Convert every line of the material below into a numbered list, skipping blank lines. Leave the pictures out of your answer.

□ □ □

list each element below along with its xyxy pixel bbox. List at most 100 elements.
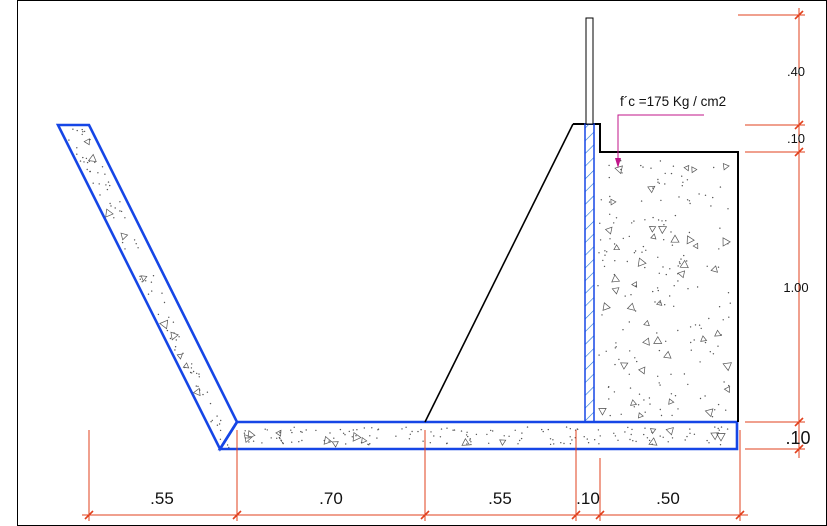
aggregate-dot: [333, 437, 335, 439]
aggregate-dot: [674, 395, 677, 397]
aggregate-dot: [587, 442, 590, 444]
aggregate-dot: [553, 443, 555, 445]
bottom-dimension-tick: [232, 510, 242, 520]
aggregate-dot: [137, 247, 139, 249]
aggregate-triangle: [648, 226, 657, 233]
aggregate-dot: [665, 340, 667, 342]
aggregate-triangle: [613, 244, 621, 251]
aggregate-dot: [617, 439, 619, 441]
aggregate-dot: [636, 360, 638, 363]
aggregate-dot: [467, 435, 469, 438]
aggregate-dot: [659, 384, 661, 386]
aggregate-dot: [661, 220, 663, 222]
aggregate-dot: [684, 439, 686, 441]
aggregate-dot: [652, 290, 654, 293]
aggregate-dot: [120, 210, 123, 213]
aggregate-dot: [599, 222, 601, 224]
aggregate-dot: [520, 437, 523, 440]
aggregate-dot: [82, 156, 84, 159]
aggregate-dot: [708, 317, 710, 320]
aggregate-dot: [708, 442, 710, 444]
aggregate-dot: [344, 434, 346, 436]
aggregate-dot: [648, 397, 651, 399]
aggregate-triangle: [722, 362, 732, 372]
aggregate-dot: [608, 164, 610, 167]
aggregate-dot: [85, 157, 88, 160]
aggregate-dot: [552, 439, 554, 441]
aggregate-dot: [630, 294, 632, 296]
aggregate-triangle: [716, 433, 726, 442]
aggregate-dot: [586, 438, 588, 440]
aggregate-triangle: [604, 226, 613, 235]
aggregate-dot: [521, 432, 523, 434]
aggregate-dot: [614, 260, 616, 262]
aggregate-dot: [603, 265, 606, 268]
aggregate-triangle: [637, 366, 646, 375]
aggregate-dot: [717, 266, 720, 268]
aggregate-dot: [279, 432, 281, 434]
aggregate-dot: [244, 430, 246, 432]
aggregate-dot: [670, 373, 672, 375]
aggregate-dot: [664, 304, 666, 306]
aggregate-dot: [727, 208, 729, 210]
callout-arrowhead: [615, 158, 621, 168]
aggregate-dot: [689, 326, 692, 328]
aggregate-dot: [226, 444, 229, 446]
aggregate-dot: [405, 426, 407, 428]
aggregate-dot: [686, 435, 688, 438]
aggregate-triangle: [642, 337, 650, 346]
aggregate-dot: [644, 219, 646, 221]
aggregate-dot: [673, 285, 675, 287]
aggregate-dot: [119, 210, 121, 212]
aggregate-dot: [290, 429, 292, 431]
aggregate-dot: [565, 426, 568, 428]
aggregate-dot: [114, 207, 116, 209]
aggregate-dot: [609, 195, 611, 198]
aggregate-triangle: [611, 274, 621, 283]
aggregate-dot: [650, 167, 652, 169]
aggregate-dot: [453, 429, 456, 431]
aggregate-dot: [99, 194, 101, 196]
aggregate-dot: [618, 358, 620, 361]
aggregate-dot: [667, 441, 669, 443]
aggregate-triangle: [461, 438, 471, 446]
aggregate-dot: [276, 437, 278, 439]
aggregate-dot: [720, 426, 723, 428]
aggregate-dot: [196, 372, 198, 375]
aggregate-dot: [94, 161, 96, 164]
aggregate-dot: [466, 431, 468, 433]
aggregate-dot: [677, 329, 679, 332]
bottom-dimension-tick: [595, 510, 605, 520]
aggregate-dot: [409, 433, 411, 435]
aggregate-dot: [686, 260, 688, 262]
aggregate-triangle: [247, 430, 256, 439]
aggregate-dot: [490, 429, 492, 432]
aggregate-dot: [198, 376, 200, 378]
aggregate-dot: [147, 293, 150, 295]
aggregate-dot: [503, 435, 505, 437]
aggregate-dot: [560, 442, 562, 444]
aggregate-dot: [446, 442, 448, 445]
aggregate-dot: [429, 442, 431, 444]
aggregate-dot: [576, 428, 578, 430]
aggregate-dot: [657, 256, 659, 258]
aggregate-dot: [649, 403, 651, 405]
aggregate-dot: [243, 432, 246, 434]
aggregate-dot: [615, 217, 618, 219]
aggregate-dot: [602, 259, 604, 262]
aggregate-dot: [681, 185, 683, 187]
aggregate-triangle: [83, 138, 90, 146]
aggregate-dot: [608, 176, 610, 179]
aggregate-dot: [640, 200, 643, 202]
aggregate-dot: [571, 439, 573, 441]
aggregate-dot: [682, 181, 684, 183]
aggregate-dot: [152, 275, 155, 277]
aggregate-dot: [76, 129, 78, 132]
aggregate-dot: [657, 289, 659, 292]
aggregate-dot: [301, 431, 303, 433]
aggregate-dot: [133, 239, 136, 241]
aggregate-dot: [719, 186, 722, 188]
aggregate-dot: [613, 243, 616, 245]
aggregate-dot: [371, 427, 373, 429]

□ □ □

**CORRECT RESPONSE**:
1. list each element below along with its xyxy pixel bbox. List at most 100 elements.
2. aggregate-dot: [333, 437, 335, 439]
3. aggregate-dot: [674, 395, 677, 397]
4. aggregate-dot: [587, 442, 590, 444]
5. aggregate-dot: [553, 443, 555, 445]
6. bottom-dimension-tick: [232, 510, 242, 520]
7. aggregate-dot: [137, 247, 139, 249]
8. aggregate-triangle: [648, 226, 657, 233]
9. aggregate-dot: [665, 340, 667, 342]
10. aggregate-triangle: [613, 244, 621, 251]
11. aggregate-dot: [617, 439, 619, 441]
12. aggregate-dot: [636, 360, 638, 363]
13. aggregate-dot: [467, 435, 469, 438]
14. aggregate-dot: [659, 384, 661, 386]
15. aggregate-dot: [661, 220, 663, 222]
16. aggregate-dot: [684, 439, 686, 441]
17. aggregate-dot: [652, 290, 654, 293]
18. aggregate-dot: [120, 210, 123, 213]
19. aggregate-dot: [599, 222, 601, 224]
20. aggregate-dot: [520, 437, 523, 440]
21. aggregate-dot: [82, 156, 84, 159]
22. aggregate-dot: [708, 317, 710, 320]
23. aggregate-dot: [708, 442, 710, 444]
24. aggregate-dot: [344, 434, 346, 436]
25. aggregate-dot: [648, 397, 651, 399]
26. aggregate-triangle: [722, 362, 732, 372]
27. aggregate-dot: [608, 164, 610, 167]
28. aggregate-dot: [85, 157, 88, 160]
29. aggregate-dot: [552, 439, 554, 441]
30. aggregate-dot: [630, 294, 632, 296]
31. aggregate-triangle: [716, 433, 726, 442]
32. aggregate-dot: [586, 438, 588, 440]
33. aggregate-triangle: [604, 226, 613, 235]
34. aggregate-dot: [521, 432, 523, 434]
35. aggregate-dot: [614, 260, 616, 262]
36. aggregate-dot: [603, 265, 606, 268]
37. aggregate-triangle: [637, 366, 646, 375]
38. aggregate-dot: [717, 266, 720, 268]
39. aggregate-dot: [279, 432, 281, 434]
40. aggregate-dot: [244, 430, 246, 432]
41. aggregate-dot: [670, 373, 672, 375]
42. aggregate-dot: [664, 304, 666, 306]
43. aggregate-dot: [727, 208, 729, 210]
44. callout-arrowhead: [615, 158, 621, 168]
45. aggregate-dot: [689, 326, 692, 328]
46. aggregate-dot: [226, 444, 229, 446]
47. aggregate-dot: [405, 426, 407, 428]
48. aggregate-dot: [686, 435, 688, 438]
49. aggregate-triangle: [642, 337, 650, 346]
50. aggregate-dot: [644, 219, 646, 221]
51. aggregate-dot: [673, 285, 675, 287]
52. aggregate-dot: [119, 210, 121, 212]
53. aggregate-dot: [290, 429, 292, 431]
54. aggregate-dot: [565, 426, 568, 428]
55. aggregate-dot: [114, 207, 116, 209]
56. aggregate-dot: [609, 195, 611, 198]
57. aggregate-triangle: [611, 274, 621, 283]
58. aggregate-dot: [650, 167, 652, 169]
59. aggregate-dot: [453, 429, 456, 431]
60. aggregate-dot: [99, 194, 101, 196]
61. aggregate-dot: [618, 358, 620, 361]
62. aggregate-dot: [667, 441, 669, 443]
63. aggregate-triangle: [461, 438, 471, 446]
64. aggregate-dot: [276, 437, 278, 439]
65. aggregate-dot: [720, 426, 723, 428]
66. aggregate-dot: [196, 372, 198, 375]
67. aggregate-dot: [94, 161, 96, 164]
68. aggregate-dot: [466, 431, 468, 433]
69. aggregate-dot: [677, 329, 679, 332]
70. bottom-dimension-tick: [595, 510, 605, 520]
71. aggregate-dot: [409, 433, 411, 435]
72. aggregate-dot: [686, 260, 688, 262]
73. aggregate-triangle: [247, 430, 256, 439]
74. aggregate-dot: [490, 429, 492, 432]
75. aggregate-dot: [198, 376, 200, 378]
76. aggregate-dot: [147, 293, 150, 295]
77. aggregate-dot: [503, 435, 505, 437]
78. aggregate-dot: [560, 442, 562, 444]
79. aggregate-dot: [446, 442, 448, 445]
80. aggregate-dot: [429, 442, 431, 444]
81. aggregate-dot: [576, 428, 578, 430]
82. aggregate-dot: [657, 256, 659, 258]
83. aggregate-dot: [649, 403, 651, 405]
84. aggregate-dot: [243, 432, 246, 434]
85. aggregate-dot: [615, 217, 618, 219]
86. aggregate-dot: [602, 259, 604, 262]
87. aggregate-dot: [681, 185, 683, 187]
88. aggregate-triangle: [83, 138, 90, 146]
89. aggregate-dot: [608, 176, 610, 179]
90. aggregate-dot: [640, 200, 643, 202]
91. aggregate-dot: [571, 439, 573, 441]
92. aggregate-dot: [682, 181, 684, 183]
93. aggregate-dot: [152, 275, 155, 277]
94. aggregate-dot: [76, 129, 78, 132]
95. aggregate-dot: [657, 289, 659, 292]
96. aggregate-dot: [301, 431, 303, 433]
97. aggregate-dot: [133, 239, 136, 241]
98. aggregate-dot: [719, 186, 722, 188]
99. aggregate-dot: [613, 243, 616, 245]
100. aggregate-dot: [371, 427, 373, 429]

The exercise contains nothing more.